• EXTRACT PROVIDED:
==*==
Convincing arguments tell against the longer ending (16:9–20) as the original ending to Mark. The two oldest Greek manuscripts omit it, along with many versions, and early church fathers show no knowledge of its existence. The longer ending’s vocabulary and style differ strikingly from that found in the rest of Mark and are immediately recognizable. The transition between 16:8 and 16:9 is also awkward. In 16:8, the women are the subject. The subject suddenly switches to Jesus in 16:9,14 when he appears to Mary Magdalene, completely ignoring the other two women. Mary Magdalene is specifically identified as the one from whom Jesus had cast out seven demons (see Luke 8:2), although she had already been introduced in 15:40, 47 and 16:1 without any such description. Why would the fourth mention of Mary Magdalene suddenly introduce this background? It serves as a tip-off that a later scribe, drawing on other traditions, has added this section.
Moreover, all of the material in 16:9–20 appears to be garnered from accounts found in the other three Gospels: the appearance to Mary Magdalene (16:9–11; cf. John 20:14–18); the appearance to two disappointed disciples in the country (Mark 16:12–13; cf. Luke 24:13–35); the commissioning of the disciples (Mark 16:14–16; cf. Matt. 28:16–20); speaking in tongues (Mark 16:17; cf. Acts 2:4–11; 10:46; 19:6); handling snakes (Mark 16:18a; cf. Luke 10:19; Acts 28:3–6); laying on hands (Mark 16:18b; cf. Acts 3:1–10; 5:12–16; 9:12, 17–18; James 5:14–15); the ascension of Jesus (Mark 16:19; cf. Luke 24:50–53; Acts 1:9–11). That a later scribe compiled these excerpts from the other Gospels to provide an orthodox and more satisfactory conclusion to Mark’s Gospel is the most likely explanation. Even the longer ending has been subject to tinkering. Sixteen lines of text that describe Jesus’ upbraiding of his disciples and his outlining an eschatological scheme have been appended to 16:14 in one ancient fragment.
The existence of a shorter ending suggests that other scribes tried their hand at tying up the loose ends of what was considered a ragged and inconclusive finale. This text appears in only a handful of later manuscripts. The phrase “the sacred and imperishable proclamation of eternal salvation” clearly smacks of the vocabulary and style of a later era.
==*==
• PROBLEM: Return the full passage on the endings of Mark's Gospel, word for word.

• PROVIDED RECORDS:
==*==
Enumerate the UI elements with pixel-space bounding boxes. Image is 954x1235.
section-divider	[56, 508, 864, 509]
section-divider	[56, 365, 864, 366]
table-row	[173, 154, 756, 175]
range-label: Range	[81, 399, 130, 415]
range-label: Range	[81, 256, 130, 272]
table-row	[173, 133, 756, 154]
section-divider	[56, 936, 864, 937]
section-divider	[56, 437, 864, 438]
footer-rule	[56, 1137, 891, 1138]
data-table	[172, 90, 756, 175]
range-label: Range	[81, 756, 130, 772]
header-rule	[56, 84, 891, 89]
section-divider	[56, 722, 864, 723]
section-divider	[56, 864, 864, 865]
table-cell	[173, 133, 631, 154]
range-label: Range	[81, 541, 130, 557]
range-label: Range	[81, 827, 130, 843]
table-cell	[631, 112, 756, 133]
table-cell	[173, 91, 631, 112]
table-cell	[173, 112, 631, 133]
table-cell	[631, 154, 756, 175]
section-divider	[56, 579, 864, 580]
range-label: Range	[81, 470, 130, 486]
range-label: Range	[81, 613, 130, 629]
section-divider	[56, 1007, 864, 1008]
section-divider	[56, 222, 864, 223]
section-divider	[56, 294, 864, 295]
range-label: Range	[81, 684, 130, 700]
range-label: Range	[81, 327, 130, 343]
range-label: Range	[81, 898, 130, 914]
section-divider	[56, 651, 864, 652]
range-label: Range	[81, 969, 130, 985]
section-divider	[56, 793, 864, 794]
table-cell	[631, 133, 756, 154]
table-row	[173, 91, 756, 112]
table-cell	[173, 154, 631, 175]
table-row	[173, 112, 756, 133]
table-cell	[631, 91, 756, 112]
==*==
• OUTPUT BELOW:
Convincing arguments tell against the longer ending (16:9–20) as the original ending to Mark. The two oldest Greek manuscripts omit it, along with many versions, and early church fathers show no knowledge of its existence. The longer ending’s vocabulary and style differ strikingly from that found in the rest of Mark and are immediately recognizable. The transition between 16:8 and 16:9 is also awkward. In 16:8, the women are the subject. The subject suddenly switches to Jesus in 16:9,14 when he appears to Mary Magdalene, completely ignoring the other two women. Mary Magdalene is specifically identified as the one from whom Jesus had cast out seven demons (see Luke 8:2), although she had already been introduced in 15:40, 47 and 16:1 without any such description. Why would the fourth mention of Mary Magdalene suddenly introduce this background? It serves as a tip-off that a later scribe, drawing on other traditions, has added this section.
Moreover, all of the material in 16:9–20 appears to be garnered from accounts found in the other three Gospels: the appearance to Mary Magdalene (16:9–11; cf. John 20:14–18); the appearance to two disappointed disciples in the country (Mark 16:12–13; cf. Luke 24:13–35); the commissioning of the disciples (Mark 16:14–16; cf. Matt. 28:16–20); speaking in tongues (Mark 16:17; cf. Acts 2:4–11; 10:46; 19:6); handling snakes (Mark 16:18a; cf. Luke 10:19; Acts 28:3–6); laying on hands (Mark 16:18b; cf. Acts 3:1–10; 5:12–16; 9:12, 17–18; James 5:14–15); the ascension of Jesus (Mark 16:19; cf. Luke 24:50–53; Acts 1:9–11). That a later scribe compiled these excerpts from the other Gospels to provide an orthodox and more satisfactory conclusion to Mark’s Gospel is the most likely explanation. Even the longer ending has been subject to tinkering. Sixteen lines of text that describe Jesus’ upbraiding of his disciples and his outlining an eschatological scheme have been appended to 16:14 in one ancient fragment.
The existence of a shorter ending suggests that other scribes tried their hand at tying up the loose ends of what was considered a ragged and inconclusive finale. This text appears in only a handful of later manuscripts. The phrase “the sacred and imperishable proclamation of eternal salvation” clearly smacks of the vocabulary and style of a later era.